■ SOURCE EXTRACT:

<<<<

- Marbin-e Vosta Rural District Location within Iran
- Coordinates: 32°39′N 51°32′E﻿ / ﻿32.650°N 51.533°E
- Country: Iran
- Province: Isfahan
- County: Khomeynishahr
- District: Central
- Established: 1987

Population (2016)
- • Total: 1,553
- Time zone: UTC+3:30 (IRST)

= Marbin-e Vosta Rural District =

Rural district in Isfahan province, Iran

Marbin-e Vosta Rural District (دهستان ماربين وسطي) is in the Central District of Khomeynishahr County, Isfahan province, Iran. (Note: The capital of the rural district is listed as the village of Qartan (قرطان), or Qartman (قَرْطِمانْ), by the Encyclopaedia of the Islamic World,
 and Adriyan (آدریان) by the Ministry of the Interior)

==Demographics==
===Population===
At the time of the 2006 National Census, the rural district's population was 1,272 in 350 households. There were 1,262 inhabitants in 391 households at the following census of 2011. The 2016 census measured the population of the rural district as 1,553 in 483 households. The most populous of its five villages was Qaleh-ye Amiriyeh, with 1,510 people.

>>>>

■ GIVEN INFORMATION:
<<<<

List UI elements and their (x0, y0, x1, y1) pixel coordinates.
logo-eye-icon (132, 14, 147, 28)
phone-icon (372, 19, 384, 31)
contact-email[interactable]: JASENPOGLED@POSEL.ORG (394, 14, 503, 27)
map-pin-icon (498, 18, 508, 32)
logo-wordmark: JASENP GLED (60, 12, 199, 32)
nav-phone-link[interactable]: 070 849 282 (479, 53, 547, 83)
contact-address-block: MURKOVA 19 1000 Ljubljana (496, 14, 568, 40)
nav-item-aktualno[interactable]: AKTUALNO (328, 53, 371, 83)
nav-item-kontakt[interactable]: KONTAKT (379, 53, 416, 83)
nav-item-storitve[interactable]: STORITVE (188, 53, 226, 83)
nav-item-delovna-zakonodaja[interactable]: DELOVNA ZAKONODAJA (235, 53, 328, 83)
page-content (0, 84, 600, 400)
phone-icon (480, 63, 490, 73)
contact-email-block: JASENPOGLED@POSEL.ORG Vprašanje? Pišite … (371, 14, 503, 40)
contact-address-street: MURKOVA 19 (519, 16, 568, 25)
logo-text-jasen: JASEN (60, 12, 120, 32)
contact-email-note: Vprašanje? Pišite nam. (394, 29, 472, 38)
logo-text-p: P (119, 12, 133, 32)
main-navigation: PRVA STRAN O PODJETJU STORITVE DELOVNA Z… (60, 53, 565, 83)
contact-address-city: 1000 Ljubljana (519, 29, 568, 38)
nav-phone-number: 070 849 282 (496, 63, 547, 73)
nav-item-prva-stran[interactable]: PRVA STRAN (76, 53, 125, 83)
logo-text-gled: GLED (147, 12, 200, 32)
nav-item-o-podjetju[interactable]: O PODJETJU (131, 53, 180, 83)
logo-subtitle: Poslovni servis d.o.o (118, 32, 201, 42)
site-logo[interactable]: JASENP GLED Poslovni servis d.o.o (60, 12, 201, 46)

>>>>

In the rural district article, rewrite the stretch from "Marbin-e Vosta Rural District (دهستان" through "with 1,510 people.", changing "inhabitants" to "residents".

Marbin-e Vosta Rural District (دهستان ماربين وسطي) is in the Central District of Khomeynishahr County, Isfahan province, Iran. (Note: The capital of the rural district is listed as the village of Qartan (قرطان), or Qartman (قَرْطِمانْ), by the Encyclopaedia of the Islamic World,
 and Adriyan (آدریان) by the Ministry of the Interior)

==Demographics==
===Population===
At the time of the 2006 National Census, the rural district's population was 1,272 in 350 households. There were 1,262 residents in 391 households at the following census of 2011. The 2016 census measured the population of the rural district as 1,553 in 483 households. The most populous of its five villages was Qaleh-ye Amiriyeh, with 1,510 people.